** start of Record extracts **

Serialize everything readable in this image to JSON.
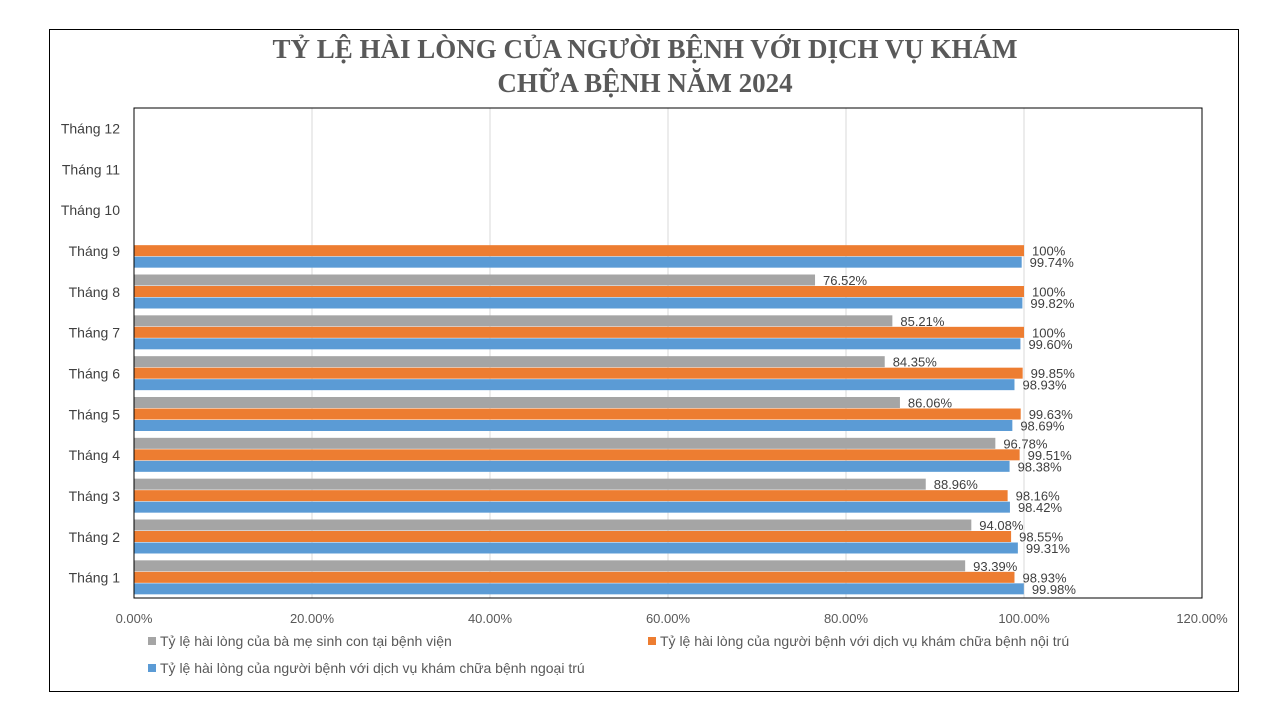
{
  "chart_data": {
    "type": "bar",
    "orientation": "horizontal",
    "title_lines": [
      "TỶ LỆ HÀI LÒNG CỦA NGƯỜI BỆNH VỚI DỊCH VỤ KHÁM",
      "CHỮA BỆNH NĂM 2024"
    ],
    "categories": [
      "Tháng 1",
      "Tháng 2",
      "Tháng 3",
      "Tháng 4",
      "Tháng 5",
      "Tháng 6",
      "Tháng 7",
      "Tháng 8",
      "Tháng 9",
      "Tháng 10",
      "Tháng 11",
      "Tháng 12"
    ],
    "xlim": [
      0,
      120
    ],
    "x_ticks": [
      "0.00%",
      "20.00%",
      "40.00%",
      "60.00%",
      "80.00%",
      "100.00%",
      "120.00%"
    ],
    "grid": "vertical",
    "legend_position": "bottom",
    "series": [
      {
        "name": "Tỷ lệ hài lòng của bà mẹ sinh con tại bệnh viện",
        "color": "#a5a5a5",
        "values": [
          93.39,
          94.08,
          88.96,
          96.78,
          86.06,
          84.35,
          85.21,
          76.52,
          null,
          null,
          null,
          null
        ],
        "labels": [
          "93.39%",
          "94.08%",
          "88.96%",
          "96.78%",
          "86.06%",
          "84.35%",
          "85.21%",
          "76.52%",
          "",
          "",
          "",
          ""
        ]
      },
      {
        "name": "Tỷ lệ hài lòng của người bệnh với dịch vụ khám chữa bệnh nội trú",
        "color": "#ed7d31",
        "values": [
          98.93,
          98.55,
          98.16,
          99.51,
          99.63,
          99.85,
          100,
          100,
          100,
          null,
          null,
          null
        ],
        "labels": [
          "98.93%",
          "98.55%",
          "98.16%",
          "99.51%",
          "99.63%",
          "99.85%",
          "100%",
          "100%",
          "100%",
          "",
          "",
          ""
        ]
      },
      {
        "name": "Tỷ lệ hài lòng của người bệnh với dịch vụ khám chữa bệnh ngoại trú",
        "color": "#5b9bd5",
        "values": [
          99.98,
          99.31,
          98.42,
          98.38,
          98.69,
          98.93,
          99.6,
          99.82,
          99.74,
          null,
          null,
          null
        ],
        "labels": [
          "99.98%",
          "99.31%",
          "98.42%",
          "98.38%",
          "98.69%",
          "98.93%",
          "99.60%",
          "99.82%",
          "99.74%",
          "",
          "",
          ""
        ]
      }
    ]
  }
}
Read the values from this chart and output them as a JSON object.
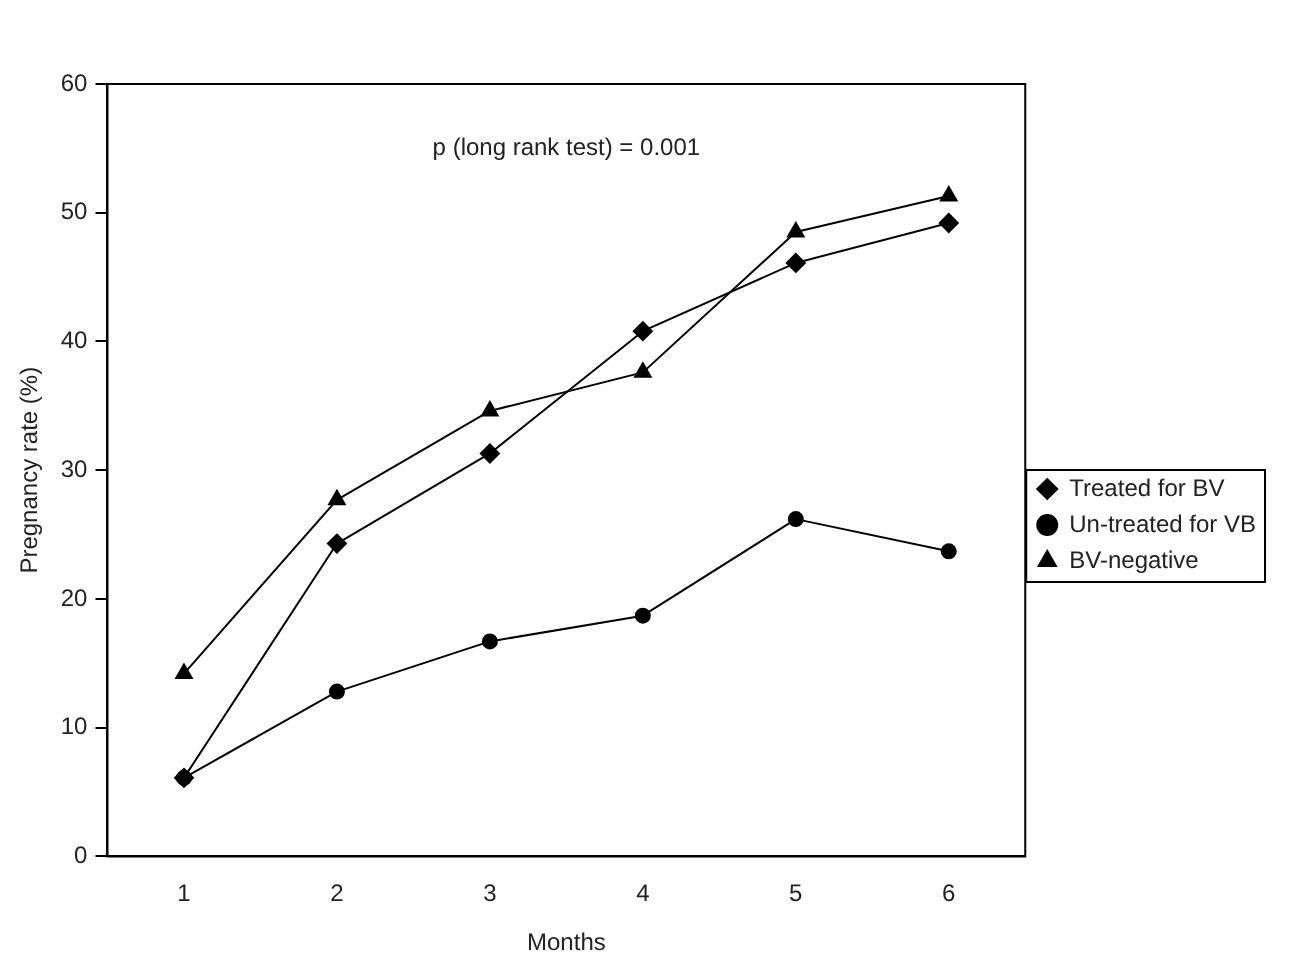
{
  "chart_data": {
    "type": "line",
    "xlabel": "Months",
    "ylabel": "Pregnancy rate (%)",
    "annotations": [
      "p (long rank test) = 0.001"
    ],
    "categories": [
      "1",
      "2",
      "3",
      "4",
      "5",
      "6"
    ],
    "series": [
      {
        "name": "Treated for BV",
        "color": "#000000",
        "marker": "diamond",
        "values": [
          6.1,
          24.3,
          31.3,
          40.8,
          46.1,
          49.2
        ]
      },
      {
        "name": "Un-treated for VB",
        "color": "#000000",
        "marker": "circle",
        "values": [
          6.1,
          12.8,
          16.7,
          18.7,
          26.2,
          23.7
        ]
      },
      {
        "name": "BV-negative",
        "color": "#000000",
        "marker": "triangle",
        "values": [
          14.2,
          27.7,
          34.6,
          37.6,
          48.5,
          51.3
        ]
      }
    ],
    "ylim": [
      0,
      60
    ],
    "yticks": [
      0,
      10,
      20,
      30,
      40,
      50,
      60
    ],
    "grid": false,
    "legend": "right",
    "line_style": "solid"
  }
}
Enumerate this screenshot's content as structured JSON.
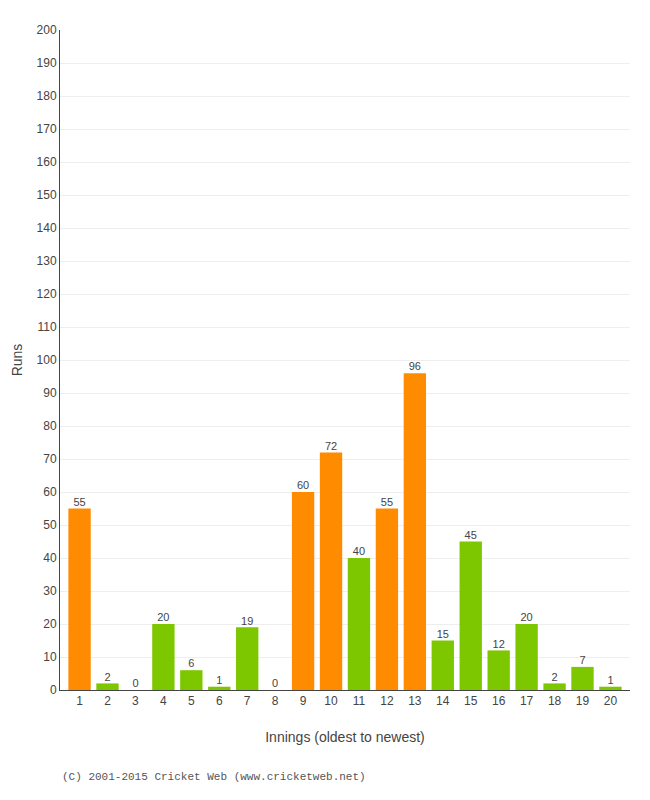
{
  "chart_data": {
    "type": "bar",
    "x": [
      1,
      2,
      3,
      4,
      5,
      6,
      7,
      8,
      9,
      10,
      11,
      12,
      13,
      14,
      15,
      16,
      17,
      18,
      19,
      20
    ],
    "values": [
      55,
      2,
      0,
      20,
      6,
      1,
      19,
      0,
      60,
      72,
      40,
      55,
      96,
      15,
      45,
      12,
      20,
      2,
      7,
      1
    ],
    "colors": [
      "#ff8c00",
      "#7dc700",
      "#7dc700",
      "#7dc700",
      "#7dc700",
      "#7dc700",
      "#7dc700",
      "#7dc700",
      "#ff8c00",
      "#ff8c00",
      "#7dc700",
      "#ff8c00",
      "#ff8c00",
      "#7dc700",
      "#7dc700",
      "#7dc700",
      "#7dc700",
      "#7dc700",
      "#7dc700",
      "#7dc700"
    ],
    "xlabel": "Innings (oldest to newest)",
    "ylabel": "Runs",
    "xlim": [
      0.3,
      20.7
    ],
    "xticks": [
      1,
      2,
      3,
      4,
      5,
      6,
      7,
      8,
      9,
      10,
      11,
      12,
      13,
      14,
      15,
      16,
      17,
      18,
      19,
      20
    ],
    "ylim": [
      0,
      200
    ],
    "yticks": [
      0,
      10,
      20,
      30,
      40,
      50,
      60,
      70,
      80,
      90,
      100,
      110,
      120,
      130,
      140,
      150,
      160,
      170,
      180,
      190,
      200
    ],
    "grid": true,
    "data_labels": true,
    "annotations": [
      "(C) 2001-2015 Cricket Web (www.cricketweb.net)"
    ]
  }
}
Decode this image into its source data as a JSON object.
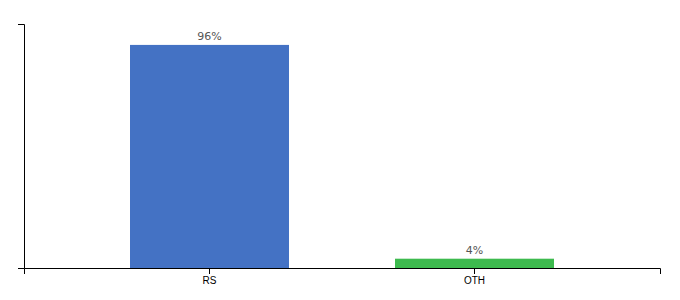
{
  "chart_data": {
    "type": "bar",
    "categories": [
      "RS",
      "OTH"
    ],
    "values": [
      96,
      4
    ],
    "colors": [
      "#4472c4",
      "#3dba4e"
    ],
    "data_labels": true,
    "value_labels": [
      "96%",
      "4%"
    ],
    "ylim": [
      0,
      105
    ],
    "yticks": [],
    "tick_labels": "x"
  }
}
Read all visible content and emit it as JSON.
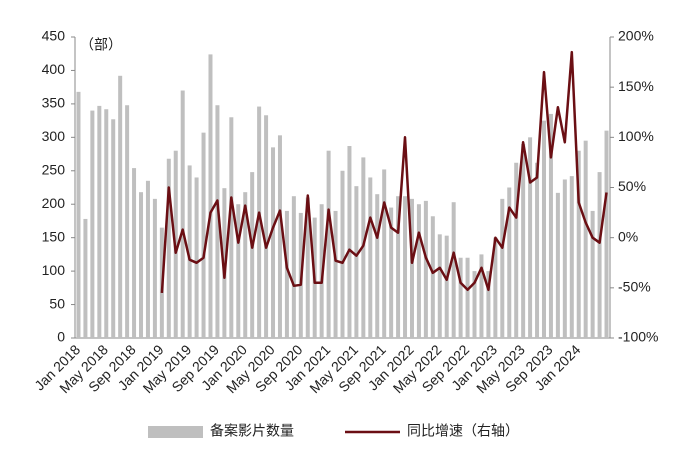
{
  "chart_data": {
    "type": "bar+line",
    "annotation": "（部）",
    "categories": [
      "Jan 2018",
      null,
      null,
      null,
      "May 2018",
      null,
      null,
      null,
      "Sep 2018",
      null,
      null,
      null,
      "Jan 2019",
      null,
      null,
      null,
      "May 2019",
      null,
      null,
      null,
      "Sep 2019",
      null,
      null,
      null,
      "Jan 2020",
      null,
      null,
      null,
      "May 2020",
      null,
      null,
      null,
      "Sep 2020",
      null,
      null,
      null,
      "Jan 2021",
      null,
      null,
      null,
      "May 2021",
      null,
      null,
      null,
      "Sep 2021",
      null,
      null,
      null,
      "Jan 2022",
      null,
      null,
      null,
      "May 2022",
      null,
      null,
      null,
      "Sep 2022",
      null,
      null,
      null,
      "Jan 2023",
      null,
      null,
      null,
      "May 2023",
      null,
      null,
      null,
      "Sep 2023",
      null,
      null,
      null,
      "Jan 2024",
      null,
      null,
      null,
      null
    ],
    "series": [
      {
        "name": "备案影片数量",
        "color": "#bfbfbf",
        "values": [
          368,
          178,
          340,
          347,
          342,
          327,
          392,
          348,
          254,
          218,
          235,
          208,
          165,
          268,
          280,
          370,
          258,
          240,
          307,
          424,
          348,
          224,
          330,
          200,
          218,
          248,
          346,
          333,
          285,
          303,
          190,
          212,
          187,
          210,
          180,
          200,
          280,
          190,
          250,
          287,
          227,
          270,
          240,
          215,
          252,
          195,
          212,
          212,
          208,
          200,
          205,
          182,
          155,
          153,
          203,
          120,
          120,
          100,
          125,
          100,
          150,
          208,
          225,
          262,
          290,
          300,
          262,
          325,
          335,
          217,
          237,
          242,
          280,
          295,
          190,
          248,
          310
        ]
      },
      {
        "name": "同比增速（右轴）",
        "color": "#6b0f14",
        "axis": "y2",
        "values": [
          null,
          null,
          null,
          null,
          null,
          null,
          null,
          null,
          null,
          null,
          null,
          null,
          -55,
          50,
          -15,
          8,
          -22,
          -25,
          -20,
          25,
          37,
          -40,
          40,
          -5,
          32,
          -10,
          25,
          -10,
          10,
          27,
          -30,
          -48,
          -47,
          42,
          -45,
          -45,
          28,
          -23,
          -25,
          -12,
          -18,
          -8,
          20,
          0,
          35,
          10,
          5,
          100,
          -25,
          5,
          -20,
          -35,
          -30,
          -42,
          -15,
          -45,
          -52,
          -45,
          -30,
          -52,
          0,
          -10,
          30,
          20,
          95,
          55,
          60,
          165,
          80,
          130,
          95,
          185,
          35,
          15,
          0,
          -5,
          45
        ]
      }
    ],
    "ylim": [
      0,
      450
    ],
    "yticks": [
      0,
      50,
      100,
      150,
      200,
      250,
      300,
      350,
      400,
      450
    ],
    "y2lim": [
      -100,
      200
    ],
    "y2ticks": [
      {
        "value": -100,
        "label": "-100%"
      },
      {
        "value": -50,
        "label": "-50%"
      },
      {
        "value": 0,
        "label": "0%"
      },
      {
        "value": 50,
        "label": "50%"
      },
      {
        "value": 100,
        "label": "100%"
      },
      {
        "value": 150,
        "label": "150%"
      },
      {
        "value": 200,
        "label": "200%"
      }
    ]
  }
}
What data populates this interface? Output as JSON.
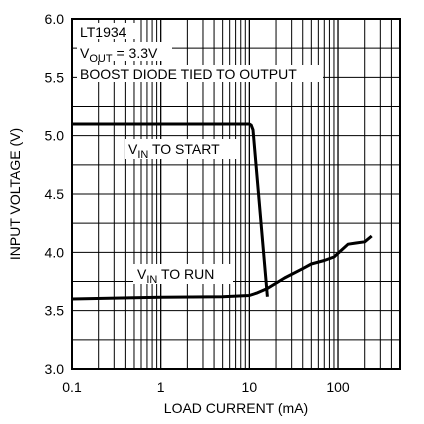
{
  "chart_data": {
    "type": "line",
    "title": "",
    "xlabel": "LOAD CURRENT (mA)",
    "ylabel": "INPUT VOLTAGE (V)",
    "x_scale": "log",
    "xlim": [
      0.1,
      500
    ],
    "ylim": [
      3.0,
      6.0
    ],
    "grid": true,
    "x_tick_labels": [
      "0.1",
      "1",
      "10",
      "100"
    ],
    "x_tick_values": [
      0.1,
      1,
      10,
      100
    ],
    "y_tick_labels": [
      "3.0",
      "3.5",
      "4.0",
      "4.5",
      "5.0",
      "5.5",
      "6.0"
    ],
    "y_tick_values": [
      3.0,
      3.5,
      4.0,
      4.5,
      5.0,
      5.5,
      6.0
    ],
    "annotations": {
      "part": "LT1934",
      "vout_main": "V",
      "vout_sub": "OUT",
      "vout_rest": " = 3.3V",
      "diode": "BOOST DIODE TIED TO OUTPUT"
    },
    "series": [
      {
        "label_main": "V",
        "label_sub": "IN",
        "label_rest": " TO START",
        "x": [
          0.1,
          1,
          5,
          10,
          10.5,
          11,
          16
        ],
        "y": [
          5.1,
          5.1,
          5.1,
          5.1,
          5.09,
          5.05,
          3.62
        ]
      },
      {
        "label_main": "V",
        "label_sub": "IN",
        "label_rest": " TO RUN",
        "x": [
          0.1,
          0.5,
          1,
          5,
          10,
          12,
          16,
          25,
          40,
          50,
          70,
          90,
          110,
          130,
          160,
          200,
          240
        ],
        "y": [
          3.6,
          3.61,
          3.615,
          3.62,
          3.63,
          3.65,
          3.69,
          3.78,
          3.86,
          3.9,
          3.93,
          3.96,
          4.02,
          4.07,
          4.08,
          4.09,
          4.14
        ]
      }
    ]
  }
}
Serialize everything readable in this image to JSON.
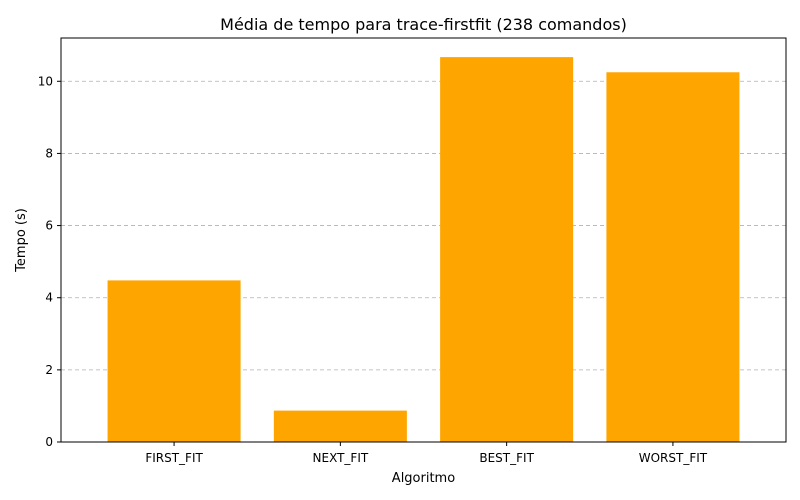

** end of Record extracts **

Stated problem:
Return solely the number of lines in the data that include the word "content".

Solution below:
2